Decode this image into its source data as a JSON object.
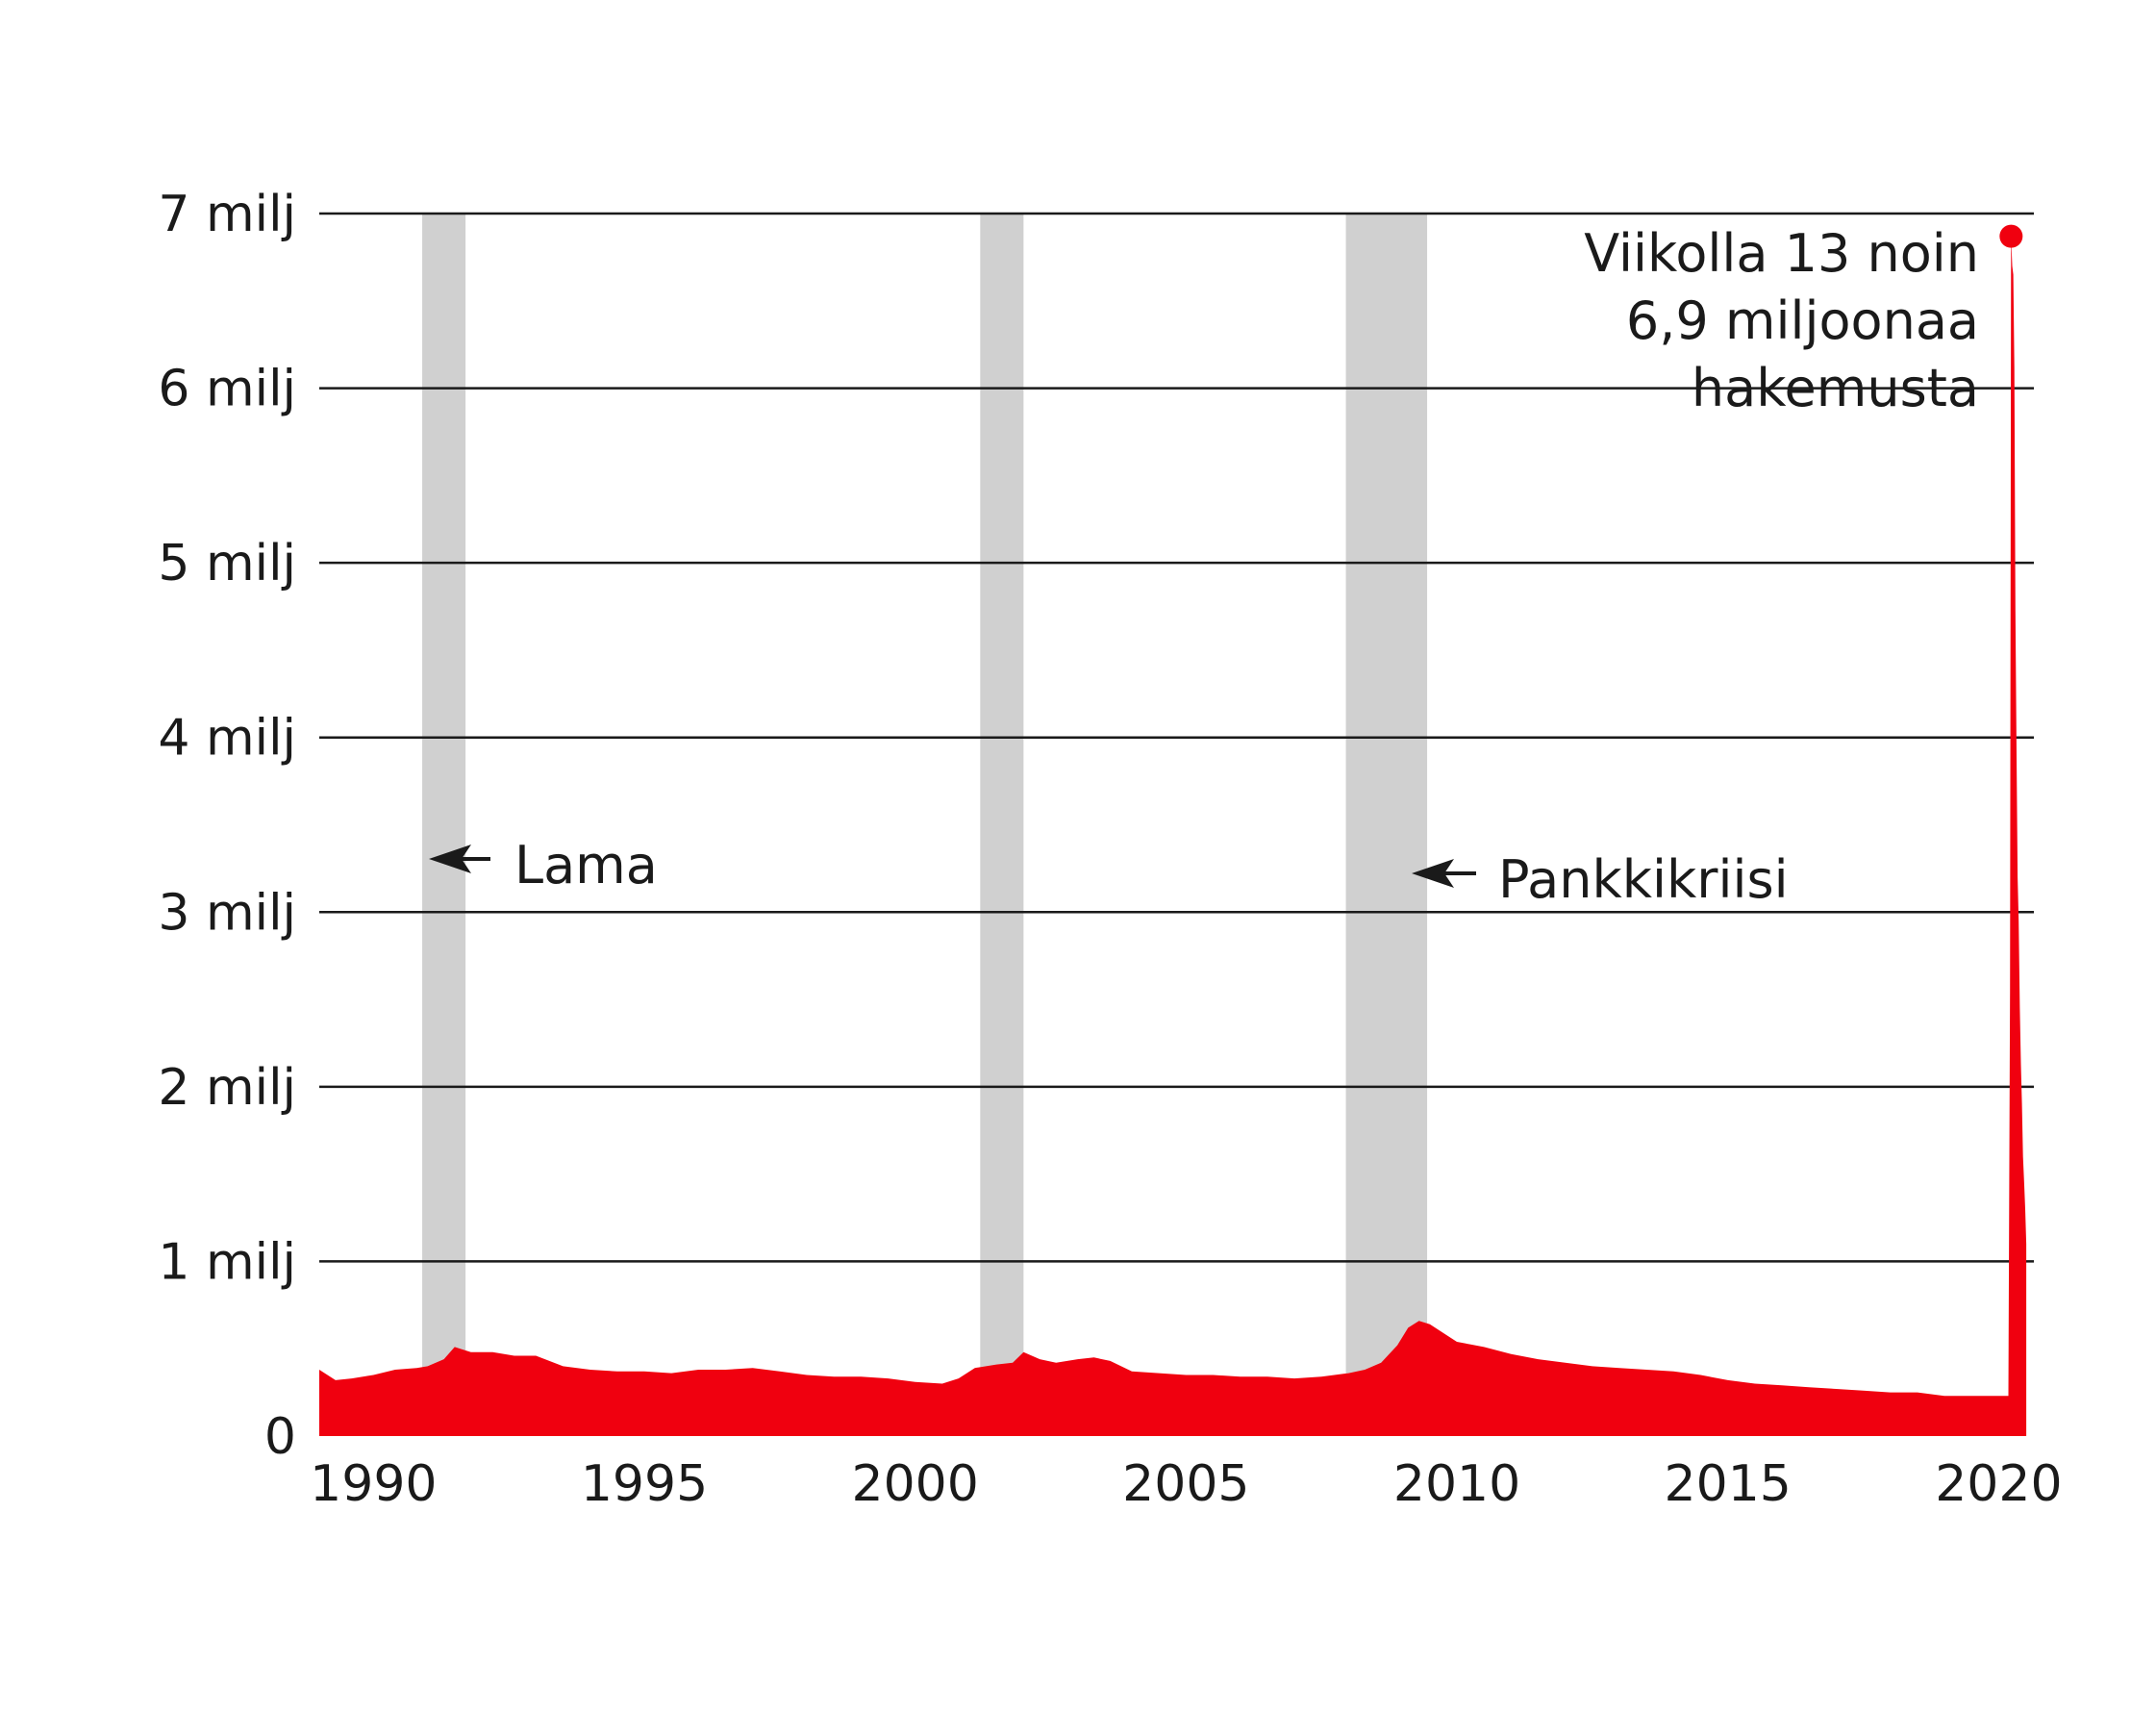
{
  "chart_data": {
    "type": "area",
    "ylim": [
      0,
      7000000
    ],
    "xlim": [
      1989.0,
      2020.65
    ],
    "y_ticks": [
      {
        "value": 0,
        "label": "0"
      },
      {
        "value": 1000000,
        "label": "1 milj"
      },
      {
        "value": 2000000,
        "label": "2 milj"
      },
      {
        "value": 3000000,
        "label": "3 milj"
      },
      {
        "value": 4000000,
        "label": "4 milj"
      },
      {
        "value": 5000000,
        "label": "5 milj"
      },
      {
        "value": 6000000,
        "label": "6 milj"
      },
      {
        "value": 7000000,
        "label": "7 milj"
      }
    ],
    "x_ticks": [
      {
        "value": 1990,
        "label": "1990"
      },
      {
        "value": 1995,
        "label": "1995"
      },
      {
        "value": 2000,
        "label": "2000"
      },
      {
        "value": 2005,
        "label": "2005"
      },
      {
        "value": 2010,
        "label": "2010"
      },
      {
        "value": 2015,
        "label": "2015"
      },
      {
        "value": 2020,
        "label": "2020"
      }
    ],
    "grid": true,
    "recession_bands": [
      {
        "start": 1990.9,
        "end": 1991.7
      },
      {
        "start": 2001.2,
        "end": 2002.0
      },
      {
        "start": 2007.95,
        "end": 2009.45
      }
    ],
    "series": [
      {
        "color": "#f0000f",
        "x": [
          1989.0,
          1989.3,
          1989.6,
          1990.0,
          1990.4,
          1990.8,
          1991.0,
          1991.3,
          1991.5,
          1991.8,
          1992.2,
          1992.6,
          1993.0,
          1993.5,
          1994.0,
          1994.5,
          1995.0,
          1995.5,
          1996.0,
          1996.5,
          1997.0,
          1997.5,
          1998.0,
          1998.5,
          1999.0,
          1999.5,
          2000.0,
          2000.5,
          2000.8,
          2001.1,
          2001.5,
          2001.8,
          2002.0,
          2002.3,
          2002.6,
          2003.0,
          2003.3,
          2003.6,
          2004.0,
          2004.5,
          2005.0,
          2005.5,
          2006.0,
          2006.5,
          2007.0,
          2007.5,
          2008.0,
          2008.3,
          2008.6,
          2008.9,
          2009.1,
          2009.3,
          2009.5,
          2009.8,
          2010.0,
          2010.5,
          2011.0,
          2011.5,
          2012.0,
          2012.5,
          2013.0,
          2013.5,
          2014.0,
          2014.5,
          2015.0,
          2015.5,
          2016.0,
          2016.5,
          2017.0,
          2017.5,
          2018.0,
          2018.5,
          2019.0,
          2019.5,
          2019.9,
          2020.18,
          2020.21,
          2020.23,
          2020.25,
          2020.27,
          2020.29,
          2020.31,
          2020.33,
          2020.35,
          2020.37,
          2020.39,
          2020.41,
          2020.43,
          2020.45,
          2020.47,
          2020.49,
          2020.51
        ],
        "values": [
          380000,
          320000,
          330000,
          350000,
          380000,
          390000,
          400000,
          440000,
          510000,
          480000,
          480000,
          460000,
          460000,
          400000,
          380000,
          370000,
          370000,
          360000,
          380000,
          380000,
          390000,
          370000,
          350000,
          340000,
          340000,
          330000,
          310000,
          300000,
          330000,
          390000,
          410000,
          420000,
          480000,
          440000,
          420000,
          440000,
          450000,
          430000,
          370000,
          360000,
          350000,
          350000,
          340000,
          340000,
          330000,
          340000,
          360000,
          380000,
          420000,
          520000,
          620000,
          660000,
          640000,
          580000,
          540000,
          510000,
          470000,
          440000,
          420000,
          400000,
          390000,
          380000,
          370000,
          350000,
          320000,
          300000,
          290000,
          280000,
          270000,
          260000,
          250000,
          250000,
          230000,
          230000,
          230000,
          230000,
          2550000,
          6870000,
          6700000,
          6650000,
          6120000,
          4730000,
          3900000,
          3200000,
          2950000,
          2450000,
          2130000,
          1900000,
          1600000,
          1450000,
          1300000,
          1100000
        ]
      }
    ],
    "peak": {
      "x": 2020.23,
      "value": 6870000
    },
    "annotations": [
      {
        "text": "Lama"
      },
      {
        "text": "Pankkikriisi"
      },
      {
        "lines": [
          "Viikolla 13 noin",
          "6,9 miljoonaa",
          "hakemusta"
        ]
      }
    ]
  }
}
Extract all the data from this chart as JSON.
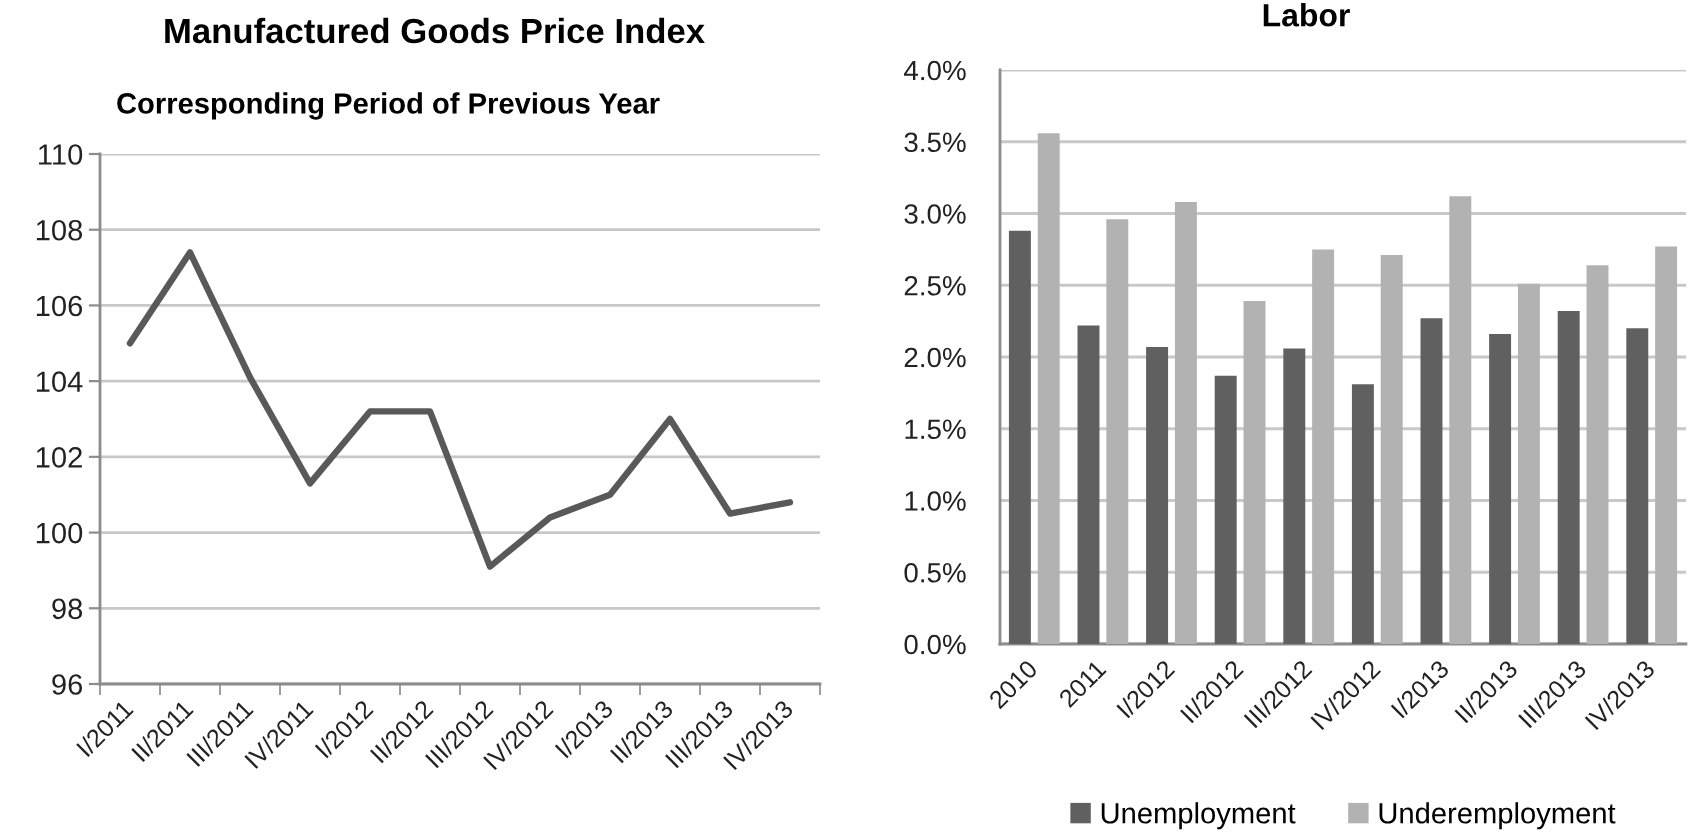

Your objective » In the material above, show every line where the word "start" turns up.

Exercise solution »
        "start": 1990.9,
        "start": 2001.2,
        "start": 2007.95,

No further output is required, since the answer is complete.